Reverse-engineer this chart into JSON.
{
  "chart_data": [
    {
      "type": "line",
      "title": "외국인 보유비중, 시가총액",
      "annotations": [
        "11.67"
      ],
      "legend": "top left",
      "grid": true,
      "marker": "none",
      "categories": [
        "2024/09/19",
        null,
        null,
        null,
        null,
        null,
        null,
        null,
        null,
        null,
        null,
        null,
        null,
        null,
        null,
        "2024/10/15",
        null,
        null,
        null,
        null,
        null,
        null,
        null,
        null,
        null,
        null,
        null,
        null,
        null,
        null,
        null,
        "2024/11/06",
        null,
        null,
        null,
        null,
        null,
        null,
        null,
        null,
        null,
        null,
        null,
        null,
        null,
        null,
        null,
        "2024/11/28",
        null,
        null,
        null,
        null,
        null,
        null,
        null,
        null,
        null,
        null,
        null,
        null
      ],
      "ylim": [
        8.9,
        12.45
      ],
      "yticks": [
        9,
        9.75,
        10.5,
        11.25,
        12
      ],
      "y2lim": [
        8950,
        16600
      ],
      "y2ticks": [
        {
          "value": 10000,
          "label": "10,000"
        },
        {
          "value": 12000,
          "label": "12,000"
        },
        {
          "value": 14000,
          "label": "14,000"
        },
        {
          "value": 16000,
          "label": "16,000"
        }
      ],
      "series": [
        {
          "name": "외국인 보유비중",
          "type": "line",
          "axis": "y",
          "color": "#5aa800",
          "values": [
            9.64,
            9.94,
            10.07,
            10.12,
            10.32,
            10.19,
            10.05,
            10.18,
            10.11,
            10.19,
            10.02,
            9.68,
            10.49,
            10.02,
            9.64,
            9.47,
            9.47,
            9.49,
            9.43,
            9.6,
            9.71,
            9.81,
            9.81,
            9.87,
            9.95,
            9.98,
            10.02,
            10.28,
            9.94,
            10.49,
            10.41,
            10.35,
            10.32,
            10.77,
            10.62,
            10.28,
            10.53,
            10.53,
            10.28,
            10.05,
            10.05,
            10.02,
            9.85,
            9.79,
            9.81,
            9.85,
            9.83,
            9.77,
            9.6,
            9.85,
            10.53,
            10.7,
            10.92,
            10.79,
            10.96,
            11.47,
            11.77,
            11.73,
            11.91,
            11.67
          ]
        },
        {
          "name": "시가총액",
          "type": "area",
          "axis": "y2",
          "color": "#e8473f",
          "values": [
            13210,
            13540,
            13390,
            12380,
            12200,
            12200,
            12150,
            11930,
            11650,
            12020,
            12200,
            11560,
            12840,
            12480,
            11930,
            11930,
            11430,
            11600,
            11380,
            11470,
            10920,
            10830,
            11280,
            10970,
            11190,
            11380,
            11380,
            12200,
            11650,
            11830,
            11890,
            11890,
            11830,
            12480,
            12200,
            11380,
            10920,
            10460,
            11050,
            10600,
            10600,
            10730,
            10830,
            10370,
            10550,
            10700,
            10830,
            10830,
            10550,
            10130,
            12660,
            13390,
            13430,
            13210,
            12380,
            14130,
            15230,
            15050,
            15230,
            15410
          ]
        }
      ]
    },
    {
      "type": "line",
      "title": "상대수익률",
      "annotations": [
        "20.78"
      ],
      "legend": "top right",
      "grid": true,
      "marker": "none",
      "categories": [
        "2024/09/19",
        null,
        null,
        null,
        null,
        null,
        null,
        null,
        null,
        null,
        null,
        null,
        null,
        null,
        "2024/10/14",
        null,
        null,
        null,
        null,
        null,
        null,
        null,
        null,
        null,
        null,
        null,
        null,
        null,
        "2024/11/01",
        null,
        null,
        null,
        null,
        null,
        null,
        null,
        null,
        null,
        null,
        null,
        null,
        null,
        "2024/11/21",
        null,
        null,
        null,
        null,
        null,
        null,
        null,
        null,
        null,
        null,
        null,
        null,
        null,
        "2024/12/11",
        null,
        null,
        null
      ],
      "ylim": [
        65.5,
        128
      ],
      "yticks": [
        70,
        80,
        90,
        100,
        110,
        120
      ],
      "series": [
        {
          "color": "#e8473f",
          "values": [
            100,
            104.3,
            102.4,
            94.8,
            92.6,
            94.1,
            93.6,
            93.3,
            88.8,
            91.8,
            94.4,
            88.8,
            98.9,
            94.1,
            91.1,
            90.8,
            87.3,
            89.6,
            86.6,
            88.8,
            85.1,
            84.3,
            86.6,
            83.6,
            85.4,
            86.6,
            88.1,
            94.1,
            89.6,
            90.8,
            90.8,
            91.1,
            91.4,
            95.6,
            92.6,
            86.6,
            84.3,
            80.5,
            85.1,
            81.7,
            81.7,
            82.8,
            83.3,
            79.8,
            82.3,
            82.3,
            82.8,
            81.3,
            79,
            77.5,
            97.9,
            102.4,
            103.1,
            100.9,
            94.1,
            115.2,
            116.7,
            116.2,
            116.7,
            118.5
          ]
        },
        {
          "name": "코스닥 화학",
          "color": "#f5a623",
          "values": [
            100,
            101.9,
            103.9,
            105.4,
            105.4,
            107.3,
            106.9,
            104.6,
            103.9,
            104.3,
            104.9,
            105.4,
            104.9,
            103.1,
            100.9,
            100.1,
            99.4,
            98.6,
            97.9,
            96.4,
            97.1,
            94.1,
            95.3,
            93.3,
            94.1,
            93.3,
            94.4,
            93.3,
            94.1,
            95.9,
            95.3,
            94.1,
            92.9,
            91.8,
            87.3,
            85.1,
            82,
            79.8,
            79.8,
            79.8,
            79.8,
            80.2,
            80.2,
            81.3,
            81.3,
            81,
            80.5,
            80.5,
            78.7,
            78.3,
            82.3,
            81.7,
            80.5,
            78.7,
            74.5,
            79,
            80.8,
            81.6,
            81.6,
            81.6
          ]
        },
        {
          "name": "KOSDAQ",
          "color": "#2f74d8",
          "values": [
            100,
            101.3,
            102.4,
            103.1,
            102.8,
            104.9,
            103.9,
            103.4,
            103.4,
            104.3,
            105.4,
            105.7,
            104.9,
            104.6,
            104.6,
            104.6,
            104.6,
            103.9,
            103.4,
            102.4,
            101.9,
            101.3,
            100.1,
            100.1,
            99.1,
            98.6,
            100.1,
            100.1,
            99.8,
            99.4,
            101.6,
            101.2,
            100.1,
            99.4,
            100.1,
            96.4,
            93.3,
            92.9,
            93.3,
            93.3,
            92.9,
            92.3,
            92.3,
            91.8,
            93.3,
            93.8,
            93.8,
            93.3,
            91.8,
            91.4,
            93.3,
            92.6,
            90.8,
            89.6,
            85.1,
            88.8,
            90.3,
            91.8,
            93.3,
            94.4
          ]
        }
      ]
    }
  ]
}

> **Task instructions**: Read through the entries and copy each line in which "color" appears.

> **Correct result**:
          "color": "#5aa800",
          "color": "#e8473f",
          "color": "#e8473f",
          "color": "#f5a623",
          "color": "#2f74d8",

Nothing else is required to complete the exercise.